**LISTED RECORDS**
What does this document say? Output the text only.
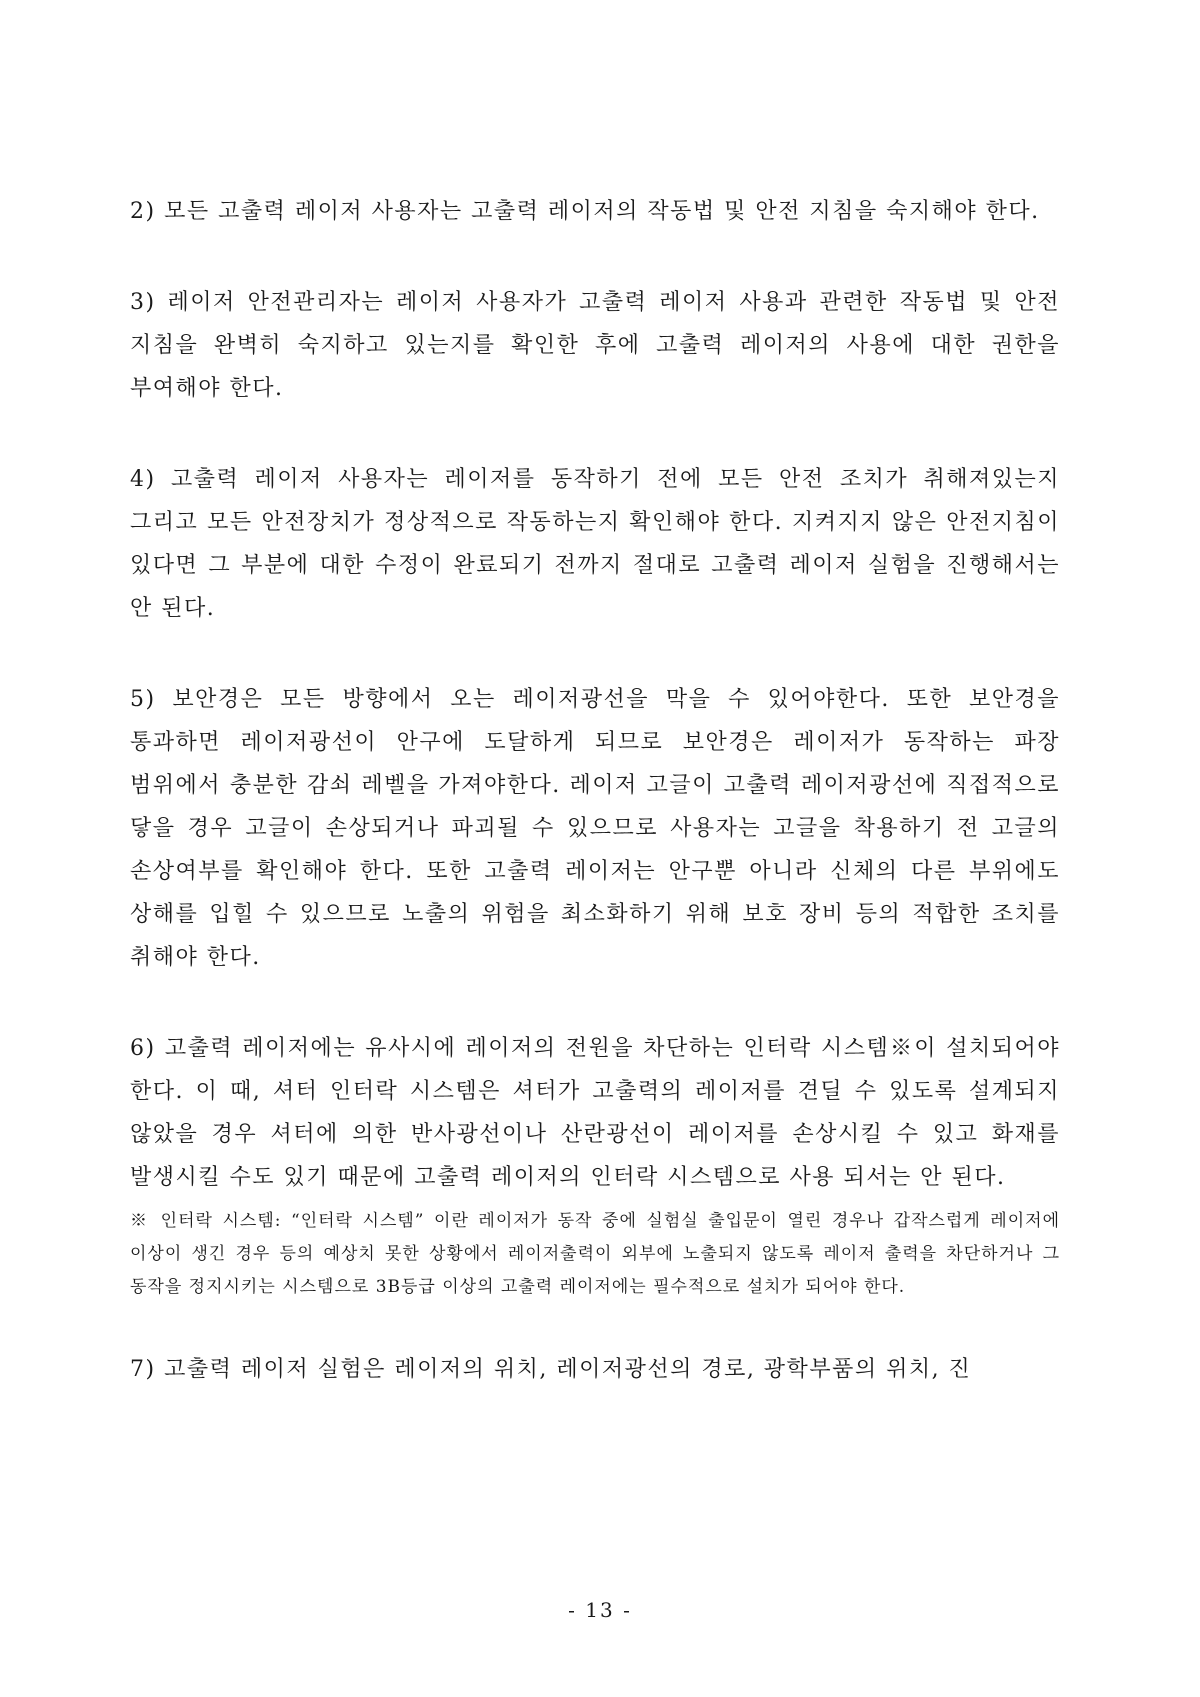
2) 모든 고출력 레이저 사용자는 고출력 레이저의 작동법 및 안전 지침을 숙지해야 한다.

3) 레이저 안전관리자는 레이저 사용자가 고출력 레이저 사용과 관련한 작동법 및 안전 지침을 완벽히 숙지하고 있는지를 확인한 후에 고출력 레이저의 사용에 대한 권한을 부여해야 한다.

4) 고출력 레이저 사용자는 레이저를 동작하기 전에 모든 안전 조치가 취해져있는지 그리고 모든 안전장치가 정상적으로 작동하는지 확인해야 한다. 지켜지지 않은 안전지침이 있다면 그 부분에 대한 수정이 완료되기 전까지 절대로 고출력 레이저 실험을 진행해서는 안 된다.

5) 보안경은 모든 방향에서 오는 레이저광선을 막을 수 있어야한다. 또한 보안경을 통과하면 레이저광선이 안구에 도달하게 되므로 보안경은 레이저가 동작하는 파장 범위에서 충분한 감쇠 레벨을 가져야한다. 레이저 고글이 고출력 레이저광선에 직접적으로 닿을 경우 고글이 손상되거나 파괴될 수 있으므로 사용자는 고글을 착용하기 전 고글의 손상여부를 확인해야 한다. 또한 고출력 레이저는 안구뿐 아니라 신체의 다른 부위에도 상해를 입힐 수 있으므로 노출의 위험을 최소화하기 위해 보호 장비 등의 적합한 조치를 취해야 한다.

6) 고출력 레이저에는 유사시에 레이저의 전원을 차단하는 인터락 시스템※이 설치되어야 한다. 이 때, 셔터 인터락 시스템은 셔터가 고출력의 레이저를 견딜 수 있도록 설계되지 않았을 경우 셔터에 의한 반사광선이나 산란광선이 레이저를 손상시킬 수 있고 화재를 발생시킬 수도 있기 때문에 고출력 레이저의 인터락 시스템으로 사용 되서는 안 된다.

※ 인터락 시스템: “인터락 시스템” 이란 레이저가 동작 중에 실험실 출입문이 열린 경우나 갑작스럽게 레이저에 이상이 생긴 경우 등의 예상치 못한 상황에서 레이저출력이 외부에 노출되지 않도록 레이저 출력을 차단하거나 그 동작을 정지시키는 시스템으로 3B등급 이상의 고출력 레이저에는 필수적으로 설치가 되어야 한다.

7) 고출력 레이저 실험은 레이저의 위치, 레이저광선의 경로, 광학부품의 위치, 진

- 13 -
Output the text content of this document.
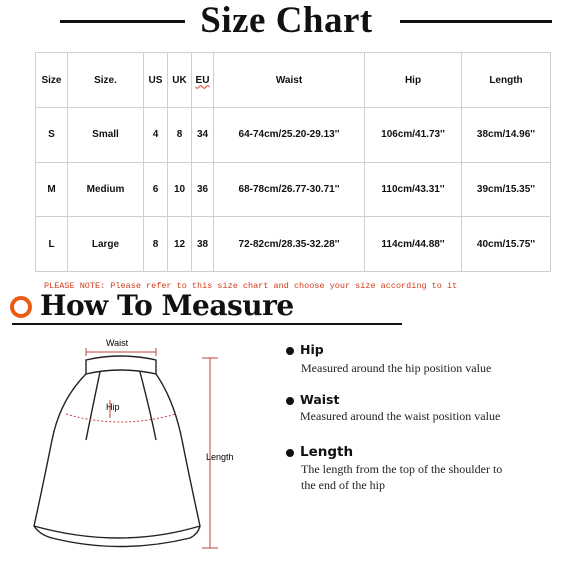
Size Chart
Size	Size.	US	UK	EU	Waist	Hip	Length
S	Small	4	8	34	64-74cm/25.20-29.13''	106cm/41.73''	38cm/14.96''
M	Medium	6	10	36	68-78cm/26.77-30.71''	110cm/43.31''	39cm/15.35''
L	Large	8	12	38	72-82cm/28.35-32.28''	114cm/44.88''	40cm/15.75''
PLEASE NOTE: Please refer to this size chart and choose your size according to it
How To Measure
Waist
Hip
Length
Hip
Measured around the hip position value
Waist
Measured around the waist position value
Length
The length from the top of the shoulder to
the end of the hip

**DESCRIPTION OF THE TASK**
Look through the listing above. Pick out each line with "Output" and copy it.

**EXERCISE RESPONSE**
What does this document say? Output the text only.
Output the text content of this document.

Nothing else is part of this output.